═══ Provided records ═══

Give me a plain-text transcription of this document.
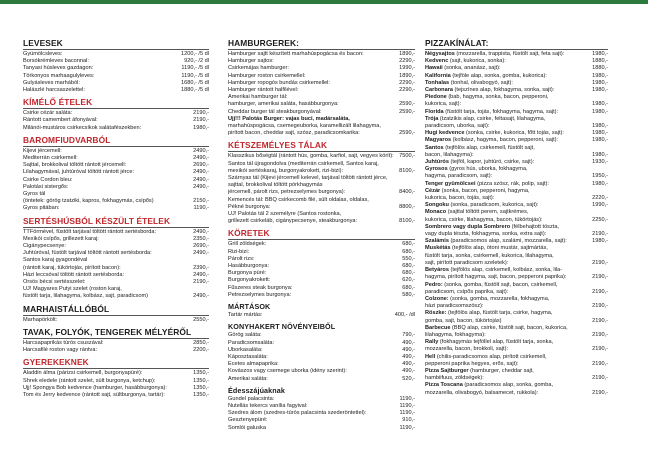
LEVESEK
Gyümölcsleves:	1200,- /5 dl
Borsókrémleves baconnal:	920,- /2 dl
Tanyasi húsleves gazdagon:	1190,- /5 dl
Törkonyos marhaagulyleves:	1190,- /5 dl
Gulyásleves marhából:	1680,- /5 dl
Halászlé harcsaszelettel:	1880,- /5 dl
KÍMÉLŐ ÉTELEK
Csirke cézár saláta:	2190,-
Rántott camembert áfonyával:	2190,-
Milánói-mustáros csirkecsíkok salátafészekben:	1980,-
BAROMFIUDVARBÓL
Kijevi jércemell:	2490,-
Mediterrán csirkemell:	2490,-
Sajttal, brokkolival töltött rántott jércemell:	2690,-
Lilahagymával, juhtúróval töltött rántott jérce:	2490,-
Csirke Cordon bleu:	2490,-
Palotási sistergős:	2490,-
Gyros tál
(öntetek: görög tzatziki, kapros, fokhagymás, csípős)	2150,-
Gyros pitában:	1190,-
SERTÉSHÚSBÓL KÉSZÜLT ÉTELEK
TTFörmével, füstölt tarjával töltött rántott sertésborda:	2490,-
Mexikói csípős, grillezett karaj:	2350,-
Cigánypecsenye:	2690,-
Juhtúróval, füstölt tarjával töltött rántott sertésborda:	2490,-
Santos karaj gyagondéval
(rántott karaj, tükörtojás, pirított bacon):	2390,-
Házi leccsóval töltött rántott sertésborda:	2490,-
Örsös bécsi sertésszelet:	2190,-
ÚJ! Magyares Putyi szelet (roston karaj,
füstölt tarja, lilahagyma, kolbász, sajt, paradicsom)	2490,-
MARHAISTÁLLÓBÓL
Marhapörkölt:	2550,-
TAVAK, FOLYÓK, TENGEREK MÉLYÉRŐL
Harcsapaprikás túrós csuszával:	2850,-
Harcsafilé roston vagy rántva:	2200,-
GYEREKEKNEK
Aladdin álma (párizsi csirkemell, burgonyapüré):	1350,-
Shrek eledele (rántott szelet, sült burgonya, ketchup):	1350,-
Ujj! Spongya Bob kedvence (hamburger, hasábburgonya):	1350,-
Tom és Jerry kedvence (rántott sajt, sültburgonya, tartár):	1350,-
HAMBURGEREK:
Hamburger sajtt készített marhahúspogácsa és bacon:	1890,-
Hamburger sajtos:	2290,-
Csirkemájas hamburger:	1990,-
Hamburger roston csirkemellel:	1890,-
Hamburger ropogós bundás csirkemellel:	2290,-
Hamburger rántott halfilével:	2290,-
Amerikai hamburger tál:
hamburger, amerikai saláta, hasábburgonya:	2590,-
Cheddar burger tál steakburgonyával:	2590,-
Ujj!!! Palotás Burger: vajas buci, madársaláta,
marhahúspogácsa, csemegeuborka, karamellizált lilahagyma,
pirított bacon, cheddar sajt, szósz, paradicsomkarika:	2590,-
KÉTSZEMÉLYES TÁLAK
Klasszikus bőségtál (rántott hús, gomba, karfiol, sajt, vegyes körít): 7500,-
Santos tál újragondolva (mediterrán csirkemell, Santos karaj,
mexikói sertéskaraj, burgonyakrokett, rizi-bizi):	8100,-
Szárnyas tál (Kijevi jércemell kelevel, tarjával töltött rántott jérce,
sajttal, brokkolival töltött pórkhagymás
jércemell, párolt rizs, petrezselymes burgonya):	8400,-
Kemencés tál: BBQ csirkecomb filé, sült oldalas, oldalas,
Pékné burgonya:	8800,-
ÚJ! Palotás tál 2 személyre (Santos rostonka,
grillezett csirkeláb, cigánypecsenye, steakburgonya:	8100,-
KÖRETEK
Grill zöldségek:	680,-
Rizi-bizi:	680,-
Párolt rizs:	550,-
Hasábburgonya:	680,-
Burgonya püré:	680,-
Burgonyakrokett:	620,-
Fűszeres steak burgonya:	680,-
Petrezselymes burgonya:	580,-
MÁRTÁSOK
Tartár mártás:	400,- /dl
KONYHAKERT NÖVÉNYEIBŐL
Görög saláta:	790,-
Paradicsomsaláta:	490,-
Uborkasaláta:	490,-
Káposztasaláta:	490,-
Ecetes almapaprika:	490,-
Kovászos vagy csemege uborka (idény szerint):	490,-
Amerikai saláta:	520,-
Édesszájúaknak
Gundel palacsinta:	1190,-
Nutellás tekercs vanília fagyival:	1190,-
Szedres álom (szedres-túrós palacsinta szederöntettel):	1190,-
Gesztenyepüré:	910,-
Somlói galuska	1190,-
PIZZAKÍNÁLAT:
Négysajtos (mozzarella, trappista, füstölt sajt, feta sajt):	1980,-
Kedvenc (sajt, kukorica, sonka):	1880,-
Hawaii (sonka, ananász, sajt):	1880,-
Kalifornia (tejföle alap, sonka, gomba, kukorica):	1980,-
Tonhalas (tonhal, olivabogyó, sajt):	1980,-
Carbonara (tejszínes alap, fokhagyma, sonka, sajt):	1980,-
Piedone (bab, hagyma, sonka, bacon, pepperoni,
kukorica, sajt):	1980,-
Florida (füstölt tarja, tojás, fokhagyma, hagyma, sajt):	1980,-
Trója (tzatzikis alap, csirke, feltasajt, lilahagyma,
paradicsom, uborka, sajt):	1980,-
Hugi kedvence (sonka, csirke, kukorica, főtt tojás, sajt):	1980,-
Magyaros (kolbász, hagyma, bacon, pepperoni, sajt):	1980,-
Santos (tejfölös alap, csirkemell, füstölt sajt,
bacon, lilahagyma):	1980,-
Juhtúrós (tejföl, kapor, juhtúró, csirke, sajt):	1930,-
Gyrosos (gyros hús, uborka, fokhagyma,
hagyma, paradicsom, sajt):	1950,-
Tenger gyümölcsei (pizza szósz, rák, polip, sajt):	1980,-
Cézár (sonka, bacon, pepperoni, hagyma,
kukorica, bacon, tojás, sajt):	2220,-
Songoku (sonka, paradicsom, kukorica, sajt):	1990,-
Monaco (sajttal töltött perem, sajtkrémes,
kukorica, csirke, lilahagyma, bacon, tükörtojás):	2250,-
Sombrero vagy duplа Sombrero (félbehajtott töszta,
vagy dupla tészta, fokhagyma, sonka, extra sajt):	2190,-
Szalámis (paradicsomos alap, szalámi, mozzarella, sajt):	1980,-
Muskétás (tejfölös alap, ötoni mustár, sajtmártás,
füstölt tarja, sonka, csirkemell, kukorica, lilahagyma,
sajt, pirított paradicsom szeletek):	2190,-
Betyáros (tejfölös alap, csirkemell, kolbász, sonka, lila-
hagyma, pirított hagyma, sajt, bacon, pepperoni paprika):	2190,-
Pedro: (sonka, gomba, füstölt sajt, bacon, csirkemell,
paradicsom, csípős paprika, sajt):	2190,-
Colzone: (sonka, gomba, mozzarella, fokhagyma,
házi paradicsomszósz):	2190,-
Röszke: (tejfölös alap, füstölt tarja, csirke, hagyma,
gomba, sajt, bacon, tükörtojás)	2190,-
Barbecue (BBQ alap, csirke, füstölt sajt, bacon, kukorica,
lilahagyma, fokhagyma):	2190,-
Rally (fokhagymás tejföllel alap, füstölt tarja, sonka,
mozzarella, bacon, brokkoli, sajt):	2190,-
Hell (chilis-paradicsomos alap, pirított csirkemell,
pepperoni paprika hegyes, erős, sajt):	2190,-
Pizza Sajtburger (hamburger, cheddar sajt,
hambiifuus, zöldségek):	2190,-
Pizza Toscana (paradicsomos alap, sonka, gomba,
mozzarella, olivabogyó, balsamecet, rukkola):	2190,-
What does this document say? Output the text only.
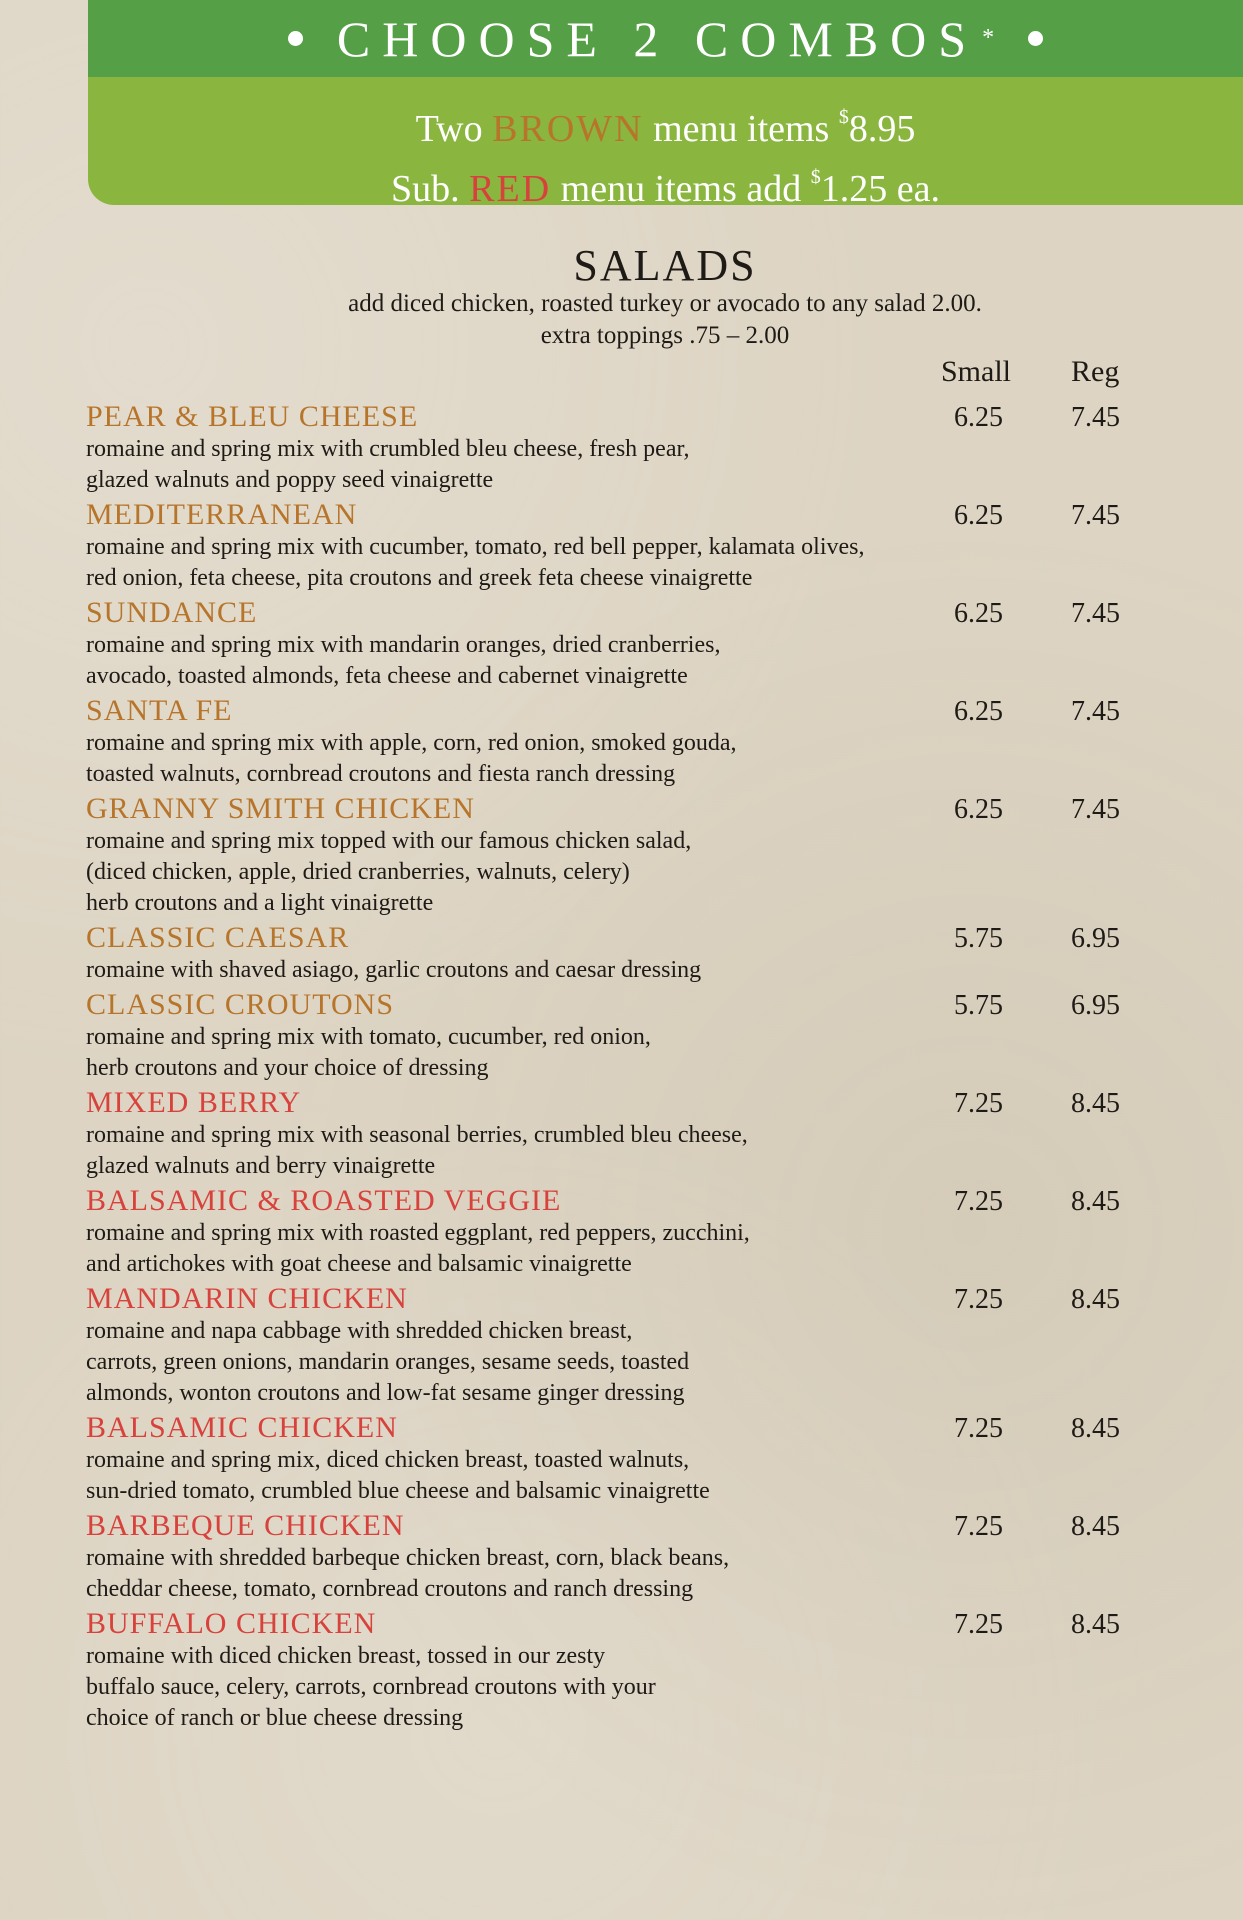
CHOOSE 2 COMBOS *
Two BROWN menu items $8.95
Sub. RED menu items add $1.25 ea.
SALADS
add diced chicken, roasted turkey or avocado to any salad 2.00.
extra toppings .75 – 2.00
Small Reg
PEAR & BLEU CHEESE
romaine and spring mix with crumbled bleu cheese, fresh pear,
glazed walnuts and poppy seed vinaigrette
6.25 7.45
MEDITERRANEAN
romaine and spring mix with cucumber, tomato, red bell pepper, kalamata olives,
red onion, feta cheese, pita croutons and greek feta cheese vinaigrette
6.25 7.45
SUNDANCE
romaine and spring mix with mandarin oranges, dried cranberries,
avocado, toasted almonds, feta cheese and cabernet vinaigrette
6.25 7.45
SANTA FE
romaine and spring mix with apple, corn, red onion, smoked gouda,
toasted walnuts, cornbread croutons and fiesta ranch dressing
6.25 7.45
GRANNY SMITH CHICKEN
romaine and spring mix topped with our famous chicken salad,
(diced chicken, apple, dried cranberries, walnuts, celery)
herb croutons and a light vinaigrette
6.25 7.45
CLASSIC CAESAR
romaine with shaved asiago, garlic croutons and caesar dressing
5.75 6.95
CLASSIC CROUTONS
romaine and spring mix with tomato, cucumber, red onion,
herb croutons and your choice of dressing
5.75 6.95
MIXED BERRY
romaine and spring mix with seasonal berries, crumbled bleu cheese,
glazed walnuts and berry vinaigrette
7.25 8.45
BALSAMIC & ROASTED VEGGIE
romaine and spring mix with roasted eggplant, red peppers, zucchini,
and artichokes with goat cheese and balsamic vinaigrette
7.25 8.45
MANDARIN CHICKEN
romaine and napa cabbage with shredded chicken breast,
carrots, green onions, mandarin oranges, sesame seeds, toasted
almonds, wonton croutons and low-fat sesame ginger dressing
7.25 8.45
BALSAMIC CHICKEN
romaine and spring mix, diced chicken breast, toasted walnuts,
sun-dried tomato, crumbled blue cheese and balsamic vinaigrette
7.25 8.45
BARBEQUE CHICKEN
romaine with shredded barbeque chicken breast, corn, black beans,
cheddar cheese, tomato, cornbread croutons and ranch dressing
7.25 8.45
BUFFALO CHICKEN
romaine with diced chicken breast, tossed in our zesty
buffalo sauce, celery, carrots, cornbread croutons with your
choice of ranch or blue cheese dressing
7.25 8.45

═══

Aim of the exercise: Identify the lines in the entries above that contain "almonds", then copy them out.

Completed exercise:
avocado, toasted almonds, feta cheese and cabernet vinaigrette
almonds, wonton croutons and low-fat sesame ginger dressing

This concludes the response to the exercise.